··· Data supplied

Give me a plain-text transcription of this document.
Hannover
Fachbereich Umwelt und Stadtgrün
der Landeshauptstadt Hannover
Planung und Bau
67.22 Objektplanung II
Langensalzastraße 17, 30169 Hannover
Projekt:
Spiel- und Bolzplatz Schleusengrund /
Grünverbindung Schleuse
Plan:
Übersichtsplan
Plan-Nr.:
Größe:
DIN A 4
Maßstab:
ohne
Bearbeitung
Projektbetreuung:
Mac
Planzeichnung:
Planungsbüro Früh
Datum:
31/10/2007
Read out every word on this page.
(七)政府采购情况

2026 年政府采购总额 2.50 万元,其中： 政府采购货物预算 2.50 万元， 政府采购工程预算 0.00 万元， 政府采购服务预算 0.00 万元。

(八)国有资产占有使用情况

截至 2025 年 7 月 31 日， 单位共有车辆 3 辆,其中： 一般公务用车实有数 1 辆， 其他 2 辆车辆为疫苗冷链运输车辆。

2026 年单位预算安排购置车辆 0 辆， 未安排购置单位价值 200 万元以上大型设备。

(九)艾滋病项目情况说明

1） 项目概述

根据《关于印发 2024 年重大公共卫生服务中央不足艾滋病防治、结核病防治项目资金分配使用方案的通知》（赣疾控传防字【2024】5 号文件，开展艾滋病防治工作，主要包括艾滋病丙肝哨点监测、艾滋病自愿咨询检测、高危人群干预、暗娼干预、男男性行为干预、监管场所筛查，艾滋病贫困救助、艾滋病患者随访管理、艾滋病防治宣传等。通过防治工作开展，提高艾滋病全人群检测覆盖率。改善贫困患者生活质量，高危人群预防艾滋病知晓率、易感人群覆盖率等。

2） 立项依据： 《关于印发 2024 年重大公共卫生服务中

······

## Written instruction
Write all of the records out again exactly.

## Response to this task
Give me a plain-text transcription of this document.
Hannover
Fachbereich Umwelt und Stadtgrün
der Landeshauptstadt Hannover
Planung und Bau
67.22 Objektplanung II
Langensalzastraße 17, 30169 Hannover
Projekt:
Spiel- und Bolzplatz Schleusengrund /
Grünverbindung Schleuse
Plan:
Übersichtsplan
Plan-Nr.:
Größe:
DIN A 4
Maßstab:
ohne
Bearbeitung
Projektbetreuung:
Mac
Planzeichnung:
Planungsbüro Früh
Datum:
31/10/2007
Read out every word on this page.
(七)政府采购情况

2026 年政府采购总额 2.50 万元,其中： 政府采购货物预算 2.50 万元， 政府采购工程预算 0.00 万元， 政府采购服务预算 0.00 万元。

(八)国有资产占有使用情况

截至 2025 年 7 月 31 日， 单位共有车辆 3 辆,其中： 一般公务用车实有数 1 辆， 其他 2 辆车辆为疫苗冷链运输车辆。

2026 年单位预算安排购置车辆 0 辆， 未安排购置单位价值 200 万元以上大型设备。

(九)艾滋病项目情况说明

1） 项目概述

根据《关于印发 2024 年重大公共卫生服务中央不足艾滋病防治、结核病防治项目资金分配使用方案的通知》（赣疾控传防字【2024】5 号文件，开展艾滋病防治工作，主要包括艾滋病丙肝哨点监测、艾滋病自愿咨询检测、高危人群干预、暗娼干预、男男性行为干预、监管场所筛查，艾滋病贫困救助、艾滋病患者随访管理、艾滋病防治宣传等。通过防治工作开展，提高艾滋病全人群检测覆盖率。改善贫困患者生活质量，高危人群预防艾滋病知晓率、易感人群覆盖率等。

2） 立项依据： 《关于印发 2024 年重大公共卫生服务中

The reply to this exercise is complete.